Selection:
View jerryminer's profile


960 posts in 2324 days

#1 posted 01-21-2018 12:33 AM

Finish first. Add pipe after. Don’t worry about “cracking” the epoxy. What brand epoxy are you using?

-- Jerry, making sawdust professionally since 1976

View Nokstar's profile


2 posts in 1009 days

#2 posted 01-21-2018 12:40 AM

Finish first. Add pipe after. Don t worry about “cracking” the epoxy. What brand epoxy are you using?

- jerryminer

I’m using “glaze coat” by famowood. This would be the first time I’m trying this. Thanks for the advice, I’ve literally been looking for a clear answer for a couple days. Looks like I will be doing the coat first and adding the pipes later!

View John Smith's profile (online now)

John Smith

2725 posts in 1046 days

#3 posted 01-21-2018 12:50 AM

definitely finish first – pre drilling the holes will lessen the chance of long cracks (should they occur).

Entries shown:
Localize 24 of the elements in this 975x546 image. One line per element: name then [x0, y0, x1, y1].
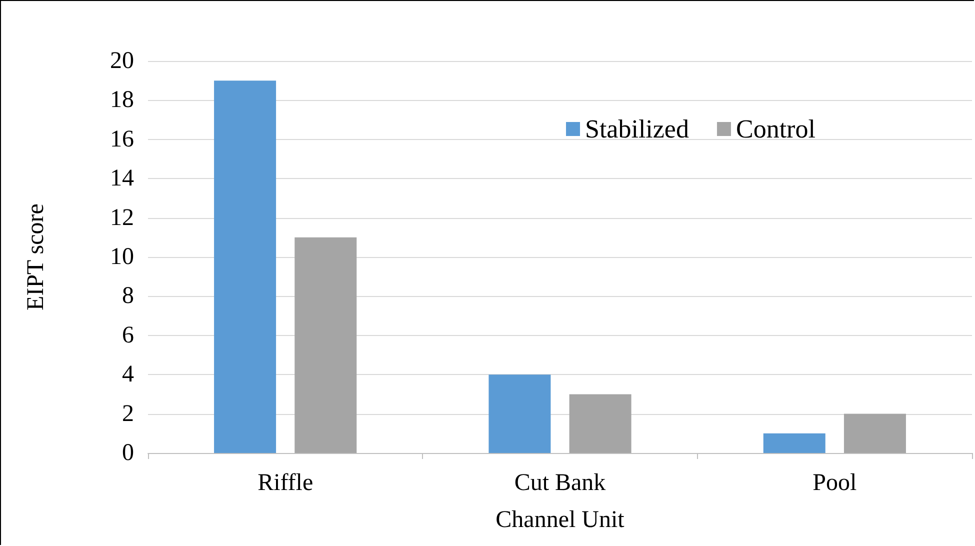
y-tick-label: 16: [110, 126, 134, 152]
y-tick-label: 20: [110, 48, 134, 74]
bar: [488, 374, 551, 453]
y-tick-label: 4: [122, 362, 134, 388]
legend-label: Stabilized: [585, 114, 689, 144]
bar: [569, 394, 632, 453]
y-tick-label: 12: [110, 204, 134, 231]
bar: [214, 80, 276, 453]
x-tick-label: Pool: [812, 470, 858, 496]
y-axis-title: EIPT score: [23, 204, 49, 310]
bar: [763, 433, 826, 453]
y-tick-label: 6: [122, 322, 134, 348]
y-tick-label: 10: [110, 244, 134, 270]
bar: [844, 414, 906, 453]
x-axis-title: Channel Unit: [496, 507, 625, 533]
y-tick-label: 8: [122, 283, 134, 310]
y-tick-label: 18: [110, 87, 134, 114]
x-tick-label: Riffle: [258, 470, 314, 496]
y-tick-label: 14: [110, 166, 134, 192]
bar: [294, 237, 357, 453]
y-tick-label: 0: [122, 440, 134, 466]
legend-label: Control: [736, 114, 816, 144]
x-tick-label: Cut Bank: [514, 470, 606, 496]
y-tick-label: 2: [122, 400, 134, 427]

Work instructions: Resume the forum thread about applying an epoxy finish before adding pipes, starting after its last post. The listing plays no part here.

Response to this task:
-- there is no educational alternative to having a front row seat in the School of Hard Knocks. --

View runswithscissors's profile


3118 posts in 2908 days

#4 posted 01-22-2018 10:47 PM

I looked at the link to the “industrial” furniture featuring pipe legs and stretchers, and noticed that almost all of them use threaded nipples for the main part (I saw one exception that used set screws, like I did).

I made a coffee table using leftover beech from a tree I took down in my yard. Most of the wood (the best stuff) went for 2 bookcases, and the leftovers weren’t the nicest. So I did sort of a desultory job on the top (desultory=half-assed).

But I was very pleased with how the legs, etc. turned out. Instead of having to cut and thread pipe (or buy nipples of the right length), I dispensed with threads altogether. I used 1.5” raw steel pipe—not galvanized or black.

I did this by reaming all the Ts to remove threads and let the pipe slide through. The legs therefore are in one piece. The Ts for the stretchers are held at the right height with ordinary allen screws—very easy to drill and tap for these. And I can set the stretchers at any height I want, whenever the mood strikes.

I started the reaming with a hole saw in the DP. Now, I wasn’t able to find a size that would remove just the right amount of thread, so I next set up the oscillating spindle sander to enlarge the holes. Used very coarse sanding sleeves, as large in diameter as would fit. It’s surprising how quickly grey cast iron can be sanded.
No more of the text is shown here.